Quote all of the entries word for word.

★ ★ ★

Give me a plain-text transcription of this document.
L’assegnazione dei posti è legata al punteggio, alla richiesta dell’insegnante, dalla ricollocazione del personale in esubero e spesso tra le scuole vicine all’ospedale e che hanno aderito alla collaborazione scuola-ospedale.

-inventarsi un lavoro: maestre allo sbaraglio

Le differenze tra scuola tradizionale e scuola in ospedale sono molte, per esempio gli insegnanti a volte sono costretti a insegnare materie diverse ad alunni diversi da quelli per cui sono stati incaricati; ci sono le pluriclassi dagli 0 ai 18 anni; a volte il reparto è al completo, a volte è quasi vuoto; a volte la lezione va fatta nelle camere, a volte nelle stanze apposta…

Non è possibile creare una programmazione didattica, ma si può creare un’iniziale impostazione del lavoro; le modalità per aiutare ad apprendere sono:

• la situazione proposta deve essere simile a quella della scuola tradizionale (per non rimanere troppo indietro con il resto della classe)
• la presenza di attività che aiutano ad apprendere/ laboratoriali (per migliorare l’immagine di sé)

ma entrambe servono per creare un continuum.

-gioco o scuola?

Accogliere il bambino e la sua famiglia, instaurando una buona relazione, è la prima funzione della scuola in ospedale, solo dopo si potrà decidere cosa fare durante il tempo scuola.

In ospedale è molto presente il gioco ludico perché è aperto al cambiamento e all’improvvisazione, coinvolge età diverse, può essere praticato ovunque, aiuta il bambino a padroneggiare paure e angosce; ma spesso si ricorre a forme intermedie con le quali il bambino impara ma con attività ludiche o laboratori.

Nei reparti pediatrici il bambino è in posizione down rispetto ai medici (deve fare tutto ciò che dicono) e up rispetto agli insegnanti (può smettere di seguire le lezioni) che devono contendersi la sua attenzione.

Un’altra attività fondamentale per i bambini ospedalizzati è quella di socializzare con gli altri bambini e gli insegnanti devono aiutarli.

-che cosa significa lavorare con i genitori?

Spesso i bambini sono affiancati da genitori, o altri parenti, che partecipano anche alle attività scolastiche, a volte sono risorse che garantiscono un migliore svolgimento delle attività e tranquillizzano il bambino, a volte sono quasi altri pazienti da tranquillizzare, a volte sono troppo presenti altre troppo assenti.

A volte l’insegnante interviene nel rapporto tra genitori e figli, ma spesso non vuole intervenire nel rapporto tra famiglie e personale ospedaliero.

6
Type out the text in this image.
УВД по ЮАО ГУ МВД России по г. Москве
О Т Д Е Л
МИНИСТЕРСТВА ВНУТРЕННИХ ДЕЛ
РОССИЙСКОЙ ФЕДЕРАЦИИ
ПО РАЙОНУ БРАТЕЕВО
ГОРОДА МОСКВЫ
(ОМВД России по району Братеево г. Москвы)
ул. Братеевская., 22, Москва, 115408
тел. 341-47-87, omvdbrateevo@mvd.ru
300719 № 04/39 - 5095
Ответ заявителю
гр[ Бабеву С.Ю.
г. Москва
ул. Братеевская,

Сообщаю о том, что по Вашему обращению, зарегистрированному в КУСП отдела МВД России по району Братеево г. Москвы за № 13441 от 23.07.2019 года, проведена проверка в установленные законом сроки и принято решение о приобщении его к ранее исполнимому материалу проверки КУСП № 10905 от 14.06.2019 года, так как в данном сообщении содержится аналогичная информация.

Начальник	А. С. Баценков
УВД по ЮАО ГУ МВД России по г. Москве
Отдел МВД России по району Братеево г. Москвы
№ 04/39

★ ★ ★

#### [RESULT OF THIS TASK]
Give me a plain-text transcription of this document.
L’assegnazione dei posti è legata al punteggio, alla richiesta dell’insegnante, dalla ricollocazione del personale in esubero e spesso tra le scuole vicine all’ospedale e che hanno aderito alla collaborazione scuola-ospedale.

-inventarsi un lavoro: maestre allo sbaraglio

Le differenze tra scuola tradizionale e scuola in ospedale sono molte, per esempio gli insegnanti a volte sono costretti a insegnare materie diverse ad alunni diversi da quelli per cui sono stati incaricati; ci sono le pluriclassi dagli 0 ai 18 anni; a volte il reparto è al completo, a volte è quasi vuoto; a volte la lezione va fatta nelle camere, a volte nelle stanze apposta…

Non è possibile creare una programmazione didattica, ma si può creare un’iniziale impostazione del lavoro; le modalità per aiutare ad apprendere sono:

• la situazione proposta deve essere simile a quella della scuola tradizionale (per non rimanere troppo indietro con il resto della classe)
• la presenza di attività che aiutano ad apprendere/ laboratoriali (per migliorare l’immagine di sé)

ma entrambe servono per creare un continuum.

-gioco o scuola?

Accogliere il bambino e la sua famiglia, instaurando una buona relazione, è la prima funzione della scuola in ospedale, solo dopo si potrà decidere cosa fare durante il tempo scuola.

In ospedale è molto presente il gioco ludico perché è aperto al cambiamento e all’improvvisazione, coinvolge età diverse, può essere praticato ovunque, aiuta il bambino a padroneggiare paure e angosce; ma spesso si ricorre a forme intermedie con le quali il bambino impara ma con attività ludiche o laboratori.

Nei reparti pediatrici il bambino è in posizione down rispetto ai medici (deve fare tutto ciò che dicono) e up rispetto agli insegnanti (può smettere di seguire le lezioni) che devono contendersi la sua attenzione.

Un’altra attività fondamentale per i bambini ospedalizzati è quella di socializzare con gli altri bambini e gli insegnanti devono aiutarli.

-che cosa significa lavorare con i genitori?

Spesso i bambini sono affiancati da genitori, o altri parenti, che partecipano anche alle attività scolastiche, a volte sono risorse che garantiscono un migliore svolgimento delle attività e tranquillizzano il bambino, a volte sono quasi altri pazienti da tranquillizzare, a volte sono troppo presenti altre troppo assenti.

A volte l’insegnante interviene nel rapporto tra genitori e figli, ma spesso non vuole intervenire nel rapporto tra famiglie e personale ospedaliero.

6
Type out the text in this image.
УВД по ЮАО ГУ МВД России по г. Москве
О Т Д Е Л
МИНИСТЕРСТВА ВНУТРЕННИХ ДЕЛ
РОССИЙСКОЙ ФЕДЕРАЦИИ
ПО РАЙОНУ БРАТЕЕВО
ГОРОДА МОСКВЫ
(ОМВД России по району Братеево г. Москвы)
ул. Братеевская., 22, Москва, 115408
тел. 341-47-87, omvdbrateevo@mvd.ru
300719 № 04/39 - 5095
Ответ заявителю
гр[ Бабеву С.Ю.
г. Москва
ул. Братеевская,

Сообщаю о том, что по Вашему обращению, зарегистрированному в КУСП отдела МВД России по району Братеево г. Москвы за № 13441 от 23.07.2019 года, проведена проверка в установленные законом сроки и принято решение о приобщении его к ранее исполнимому материалу проверки КУСП № 10905 от 14.06.2019 года, так как в данном сообщении содержится аналогичная информация.

Начальник	А. С. Баценков
УВД по ЮАО ГУ МВД России по г. Москве
Отдел МВД России по району Братеево г. Москвы
№ 04/39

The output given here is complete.